- Work instructions:
a) Answer these questions using the passage on the rail shippers' letter to the STB.
(i) How many rail shipper groups penned the letter?
(ii) To whom was the letter addressed?
(iii) When was the Rate Reform Task Force established?
b) From the passage on the rail shippers' letter to the STB, quote word for word the text starting with "A recent letter" and going on through "processes and methodologies.".

A recent letter penned to leadership at the Surface Transportation Board (STB) by more than 20 rail shipper groups in the manufacturing, agriculture, and energy sectors, and some of the largest freight rail customers in the United States through the Railroad Customer Coalition (RCC), praised the STB’s Rate Reform Task Force for an April report issued by the Task Force comprised of recommendations for potential changes to the STB’s rate review processes and methodologies.

The letter, which was addressed to STB Chairman Ann Begeman, Vice Chairman Patrick Fuchs, and Member Martin Oberman, said that the report takes “bold action in outlining serious reforms to how the STB reviews excessive freight rail rates,” calling it “an important step towards establishing simpler and fairer Board procedures.”

Established in January 2018, the STB’s Rate Reform Task Force was tasked with recommending improvements to the STB’s existing rate review processes, as well as to propose new rate review methodologies “that are more attuned to the realities of the current transportation world,” STB said.

- Excerpted records:
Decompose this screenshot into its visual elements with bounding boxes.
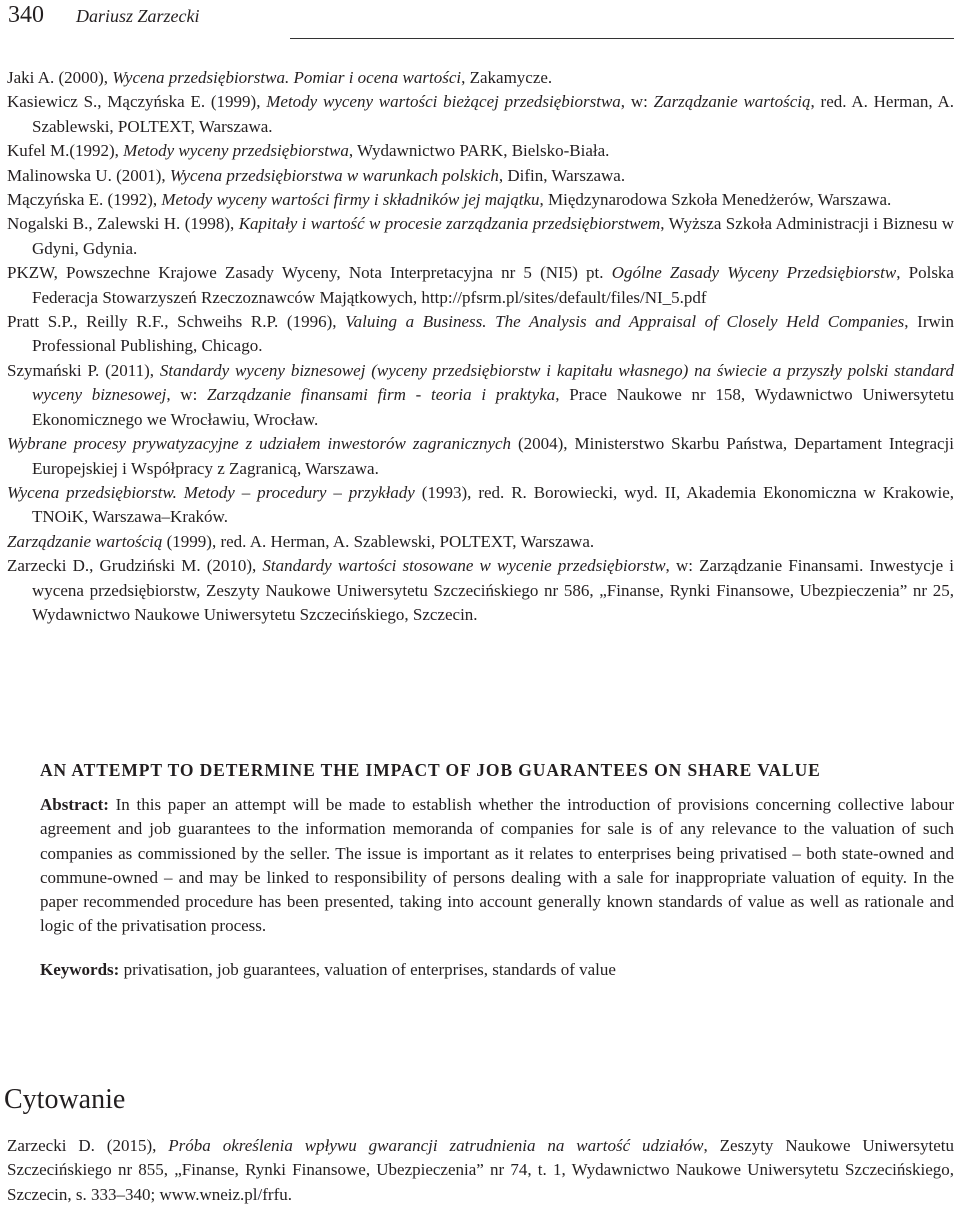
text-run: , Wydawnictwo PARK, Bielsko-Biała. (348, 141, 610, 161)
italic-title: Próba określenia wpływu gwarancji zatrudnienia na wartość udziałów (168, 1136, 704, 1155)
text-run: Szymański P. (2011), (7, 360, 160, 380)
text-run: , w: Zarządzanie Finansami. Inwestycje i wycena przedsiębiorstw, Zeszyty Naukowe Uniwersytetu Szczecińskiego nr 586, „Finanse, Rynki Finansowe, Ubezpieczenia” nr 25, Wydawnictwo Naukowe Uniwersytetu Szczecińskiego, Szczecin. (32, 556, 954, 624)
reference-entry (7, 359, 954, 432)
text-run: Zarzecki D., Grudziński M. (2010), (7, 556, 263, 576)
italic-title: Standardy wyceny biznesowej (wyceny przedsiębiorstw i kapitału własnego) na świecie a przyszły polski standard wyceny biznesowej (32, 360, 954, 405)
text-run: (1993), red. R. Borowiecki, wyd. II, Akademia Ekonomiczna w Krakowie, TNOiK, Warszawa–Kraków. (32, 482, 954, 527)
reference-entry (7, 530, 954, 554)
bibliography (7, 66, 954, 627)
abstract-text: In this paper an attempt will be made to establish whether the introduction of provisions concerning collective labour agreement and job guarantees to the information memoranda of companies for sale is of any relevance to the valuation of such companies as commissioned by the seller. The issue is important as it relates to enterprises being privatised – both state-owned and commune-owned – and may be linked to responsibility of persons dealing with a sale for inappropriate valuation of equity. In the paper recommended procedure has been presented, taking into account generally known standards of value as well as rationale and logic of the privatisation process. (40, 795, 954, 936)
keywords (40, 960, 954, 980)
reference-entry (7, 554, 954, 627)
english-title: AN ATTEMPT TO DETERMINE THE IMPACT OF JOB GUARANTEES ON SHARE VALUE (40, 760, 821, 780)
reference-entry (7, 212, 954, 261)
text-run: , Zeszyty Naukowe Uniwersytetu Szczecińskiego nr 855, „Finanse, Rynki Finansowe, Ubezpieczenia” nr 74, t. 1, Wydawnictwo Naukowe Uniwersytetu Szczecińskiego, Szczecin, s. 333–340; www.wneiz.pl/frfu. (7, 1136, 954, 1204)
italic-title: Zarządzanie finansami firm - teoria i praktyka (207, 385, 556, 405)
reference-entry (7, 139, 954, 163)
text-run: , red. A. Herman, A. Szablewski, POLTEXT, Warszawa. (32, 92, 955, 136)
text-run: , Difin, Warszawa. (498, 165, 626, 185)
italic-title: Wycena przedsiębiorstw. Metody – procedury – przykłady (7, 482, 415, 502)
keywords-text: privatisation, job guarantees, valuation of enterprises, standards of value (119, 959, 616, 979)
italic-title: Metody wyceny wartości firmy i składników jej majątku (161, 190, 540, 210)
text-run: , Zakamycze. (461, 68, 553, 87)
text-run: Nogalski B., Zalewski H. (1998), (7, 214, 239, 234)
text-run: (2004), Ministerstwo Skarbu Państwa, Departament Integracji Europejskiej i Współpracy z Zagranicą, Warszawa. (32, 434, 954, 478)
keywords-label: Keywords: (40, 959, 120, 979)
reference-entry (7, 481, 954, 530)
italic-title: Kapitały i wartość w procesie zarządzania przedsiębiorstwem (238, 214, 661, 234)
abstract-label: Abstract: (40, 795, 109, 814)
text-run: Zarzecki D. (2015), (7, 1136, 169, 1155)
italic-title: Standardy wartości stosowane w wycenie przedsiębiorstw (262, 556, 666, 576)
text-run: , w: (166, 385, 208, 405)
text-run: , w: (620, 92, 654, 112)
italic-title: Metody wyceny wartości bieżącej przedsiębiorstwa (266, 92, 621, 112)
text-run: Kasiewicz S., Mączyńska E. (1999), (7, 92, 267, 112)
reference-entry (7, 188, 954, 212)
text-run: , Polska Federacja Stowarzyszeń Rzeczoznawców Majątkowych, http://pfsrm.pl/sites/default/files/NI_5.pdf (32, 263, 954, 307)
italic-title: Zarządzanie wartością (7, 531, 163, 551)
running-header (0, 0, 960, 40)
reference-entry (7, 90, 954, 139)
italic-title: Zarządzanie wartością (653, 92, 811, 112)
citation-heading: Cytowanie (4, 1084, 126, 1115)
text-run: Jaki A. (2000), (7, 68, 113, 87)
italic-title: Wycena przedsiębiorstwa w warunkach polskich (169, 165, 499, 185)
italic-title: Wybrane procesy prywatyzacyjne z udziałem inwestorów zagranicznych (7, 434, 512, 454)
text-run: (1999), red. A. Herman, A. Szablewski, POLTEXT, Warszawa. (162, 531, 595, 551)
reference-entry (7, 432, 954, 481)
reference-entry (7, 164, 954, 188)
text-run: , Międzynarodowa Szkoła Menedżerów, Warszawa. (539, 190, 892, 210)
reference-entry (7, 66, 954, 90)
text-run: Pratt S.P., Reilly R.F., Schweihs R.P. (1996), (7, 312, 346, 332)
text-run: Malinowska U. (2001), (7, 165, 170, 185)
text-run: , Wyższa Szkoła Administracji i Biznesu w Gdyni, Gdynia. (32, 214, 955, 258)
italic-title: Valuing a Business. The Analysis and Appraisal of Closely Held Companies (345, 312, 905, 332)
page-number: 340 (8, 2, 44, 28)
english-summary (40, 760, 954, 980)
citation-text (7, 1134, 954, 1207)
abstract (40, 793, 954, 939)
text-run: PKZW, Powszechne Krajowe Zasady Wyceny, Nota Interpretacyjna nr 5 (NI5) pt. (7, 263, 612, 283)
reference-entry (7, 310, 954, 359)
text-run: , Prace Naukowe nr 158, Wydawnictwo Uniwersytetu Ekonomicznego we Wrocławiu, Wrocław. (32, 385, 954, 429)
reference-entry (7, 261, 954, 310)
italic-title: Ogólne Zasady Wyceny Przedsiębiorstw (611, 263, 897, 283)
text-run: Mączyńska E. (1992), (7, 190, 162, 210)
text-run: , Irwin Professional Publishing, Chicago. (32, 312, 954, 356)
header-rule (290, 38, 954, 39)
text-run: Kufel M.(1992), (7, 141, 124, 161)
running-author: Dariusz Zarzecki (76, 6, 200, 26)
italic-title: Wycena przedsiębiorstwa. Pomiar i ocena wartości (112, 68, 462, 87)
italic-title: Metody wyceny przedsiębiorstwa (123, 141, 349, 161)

- Exercise answers:
a)
(i) More than 20
(ii) STB Chairman Ann Begeman, Vice Chairman Patrick Fuchs, and Member Martin Oberman
(iii) January 2018

b)
A recent letter penned to leadership at the Surface Transportation Board (STB) by more than 20 rail shipper groups in the manufacturing, agriculture, and energy sectors, and some of the largest freight rail customers in the United States through the Railroad Customer Coalition (RCC), praised the STB’s Rate Reform Task Force for an April report issued by the Task Force comprised of recommendations for potential changes to the STB’s rate review processes and methodologies.